### The exercise:
Search the material below for the string "hisoblanadi" and extract each line that has it.

### Dataset:
◆ ◆ ◆ ◆ ◆
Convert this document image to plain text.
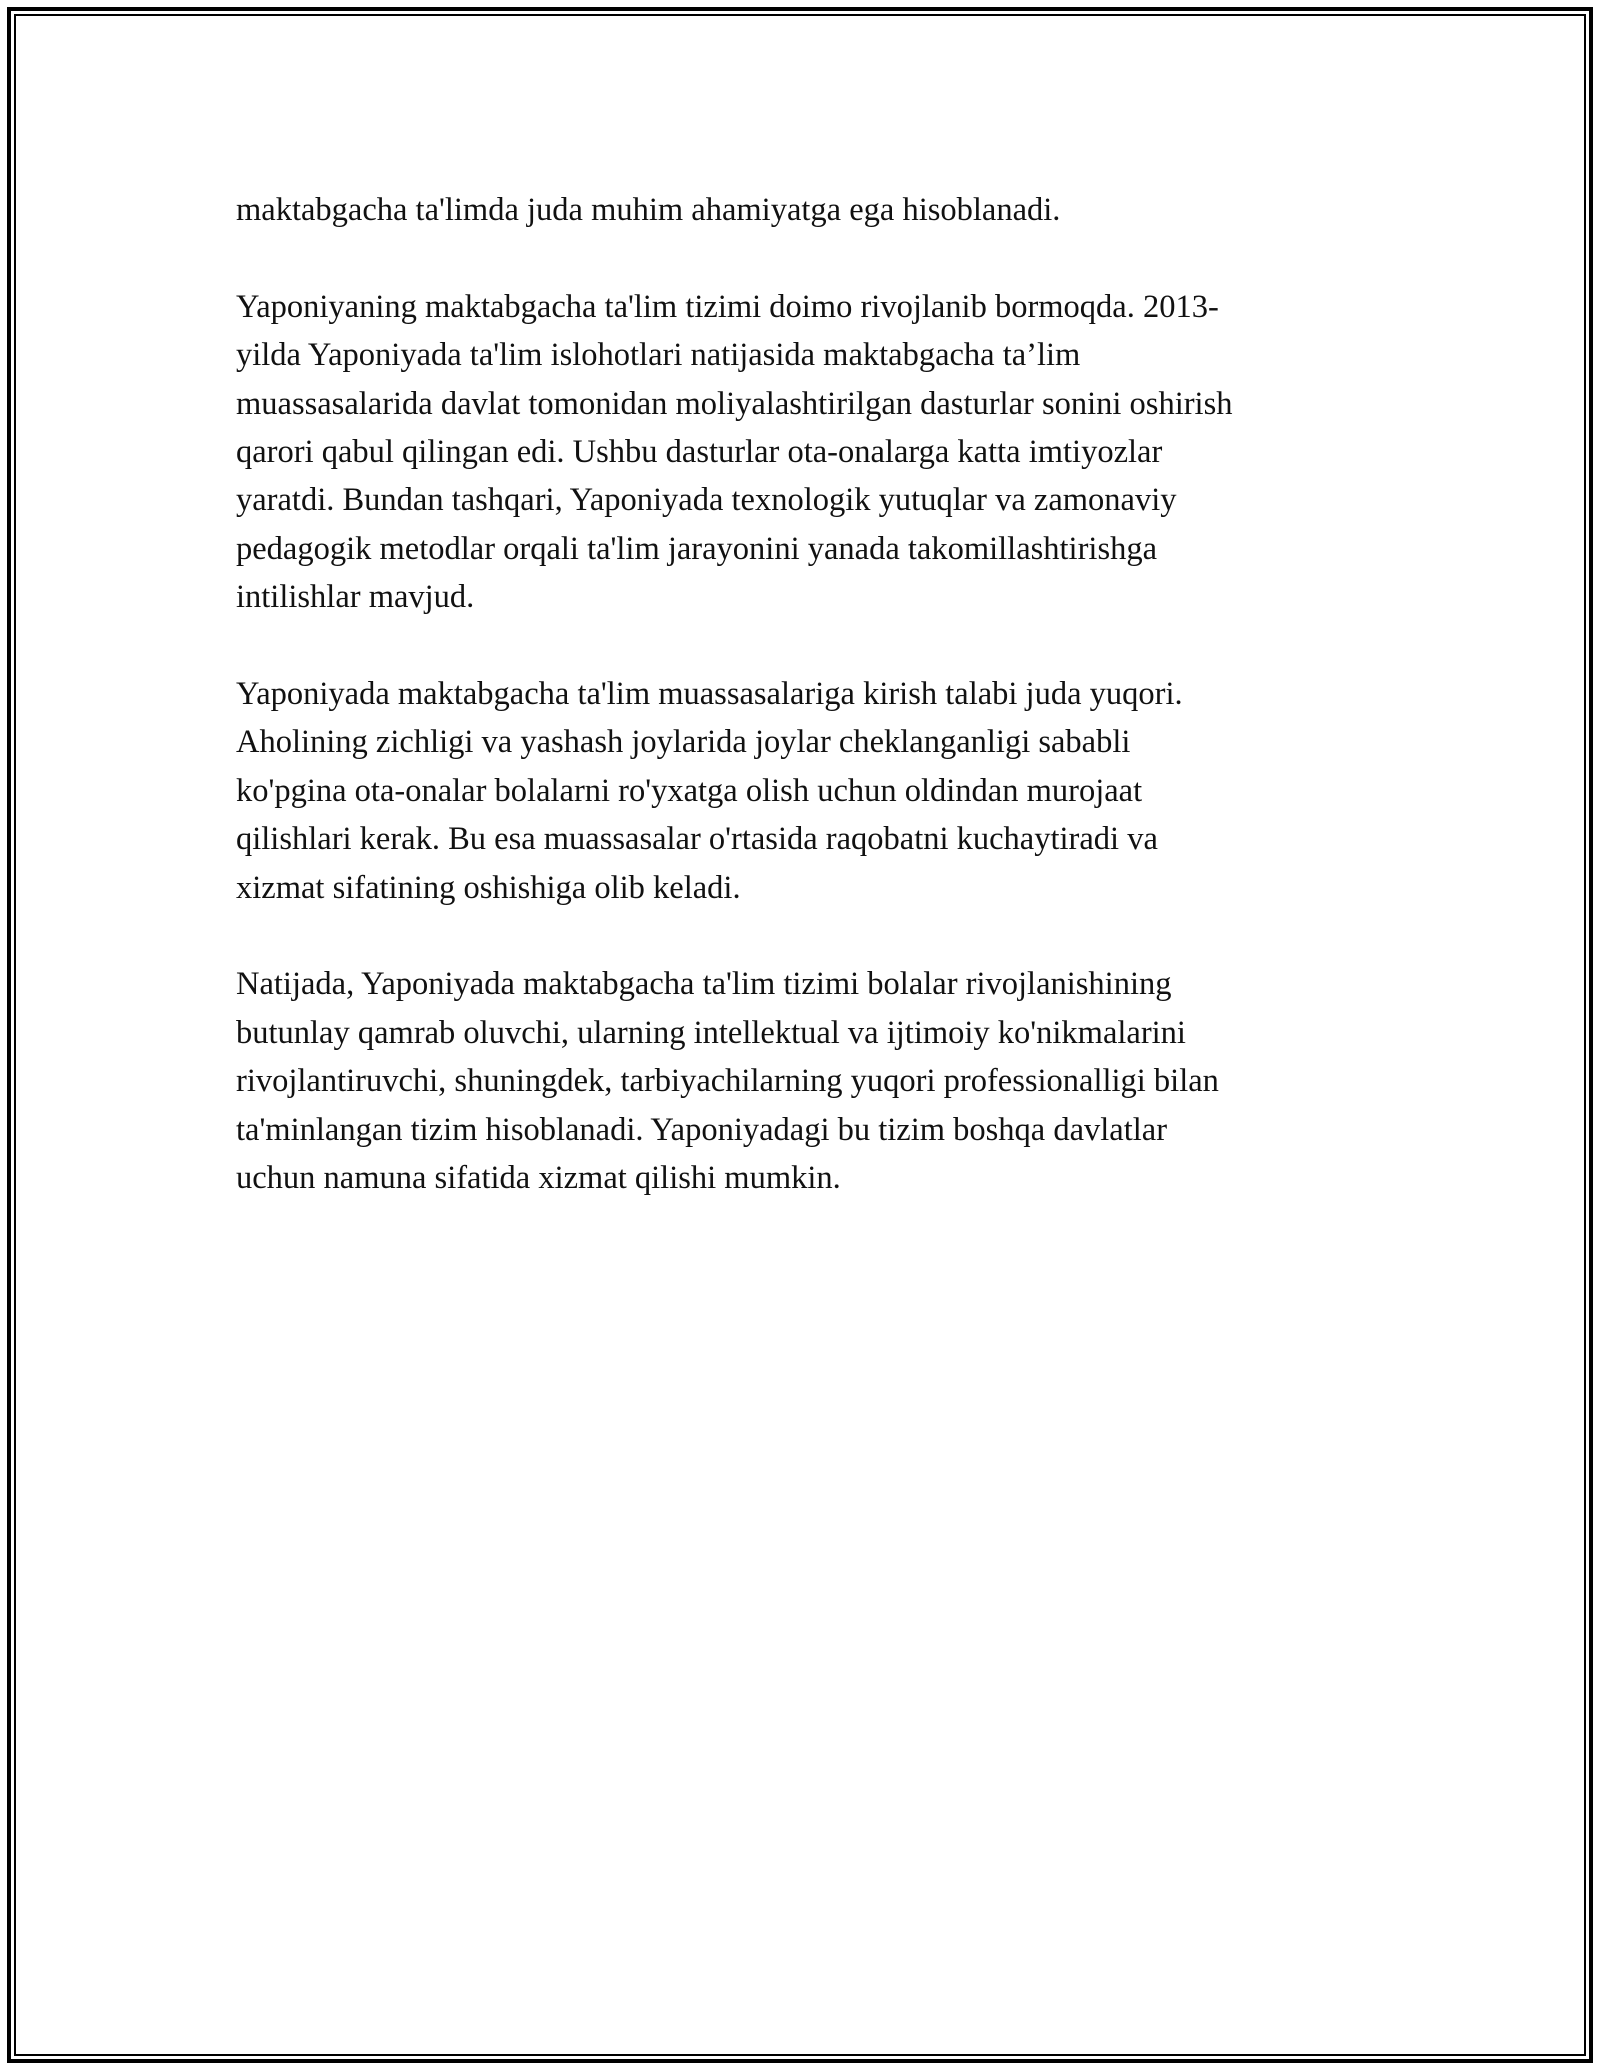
maktabgacha ta'limda juda muhim ahamiyatga ega hisoblanadi.

Yaponiyaning maktabgacha ta'lim tizimi doimo rivojlanib bormoqda. 2013-
yilda Yaponiyada ta'lim islohotlari natijasida maktabgacha ta’lim
muassasalarida davlat tomonidan moliyalashtirilgan dasturlar sonini oshirish
qarori qabul qilingan edi. Ushbu dasturlar ota-onalarga katta imtiyozlar
yaratdi. Bundan tashqari, Yaponiyada texnologik yutuqlar va zamonaviy
pedagogik metodlar orqali ta'lim jarayonini yanada takomillashtirishga
intilishlar mavjud.

Yaponiyada maktabgacha ta'lim muassasalariga kirish talabi juda yuqori.
Aholining zichligi va yashash joylarida joylar cheklanganligi sababli
ko'pgina ota-onalar bolalarni ro'yxatga olish uchun oldindan murojaat
qilishlari kerak. Bu esa muassasalar o'rtasida raqobatni kuchaytiradi va
xizmat sifatining oshishiga olib keladi.

Natijada, Yaponiyada maktabgacha ta'lim tizimi bolalar rivojlanishining
butunlay qamrab oluvchi, ularning intellektual va ijtimoiy ko'nikmalarini
rivojlantiruvchi, shuningdek, tarbiyachilarning yuqori professionalligi bilan
ta'minlangan tizim hisoblanadi. Yaponiyadagi bu tizim boshqa davlatlar
uchun namuna sifatida xizmat qilishi mumkin.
◆ ◆ ◆ ◆ ◆
### Result of the exercise:
maktabgacha ta'limda juda muhim ahamiyatga ega hisoblanadi.
ta'minlangan tizim hisoblanadi. Yaponiyadagi bu tizim boshqa davlatlar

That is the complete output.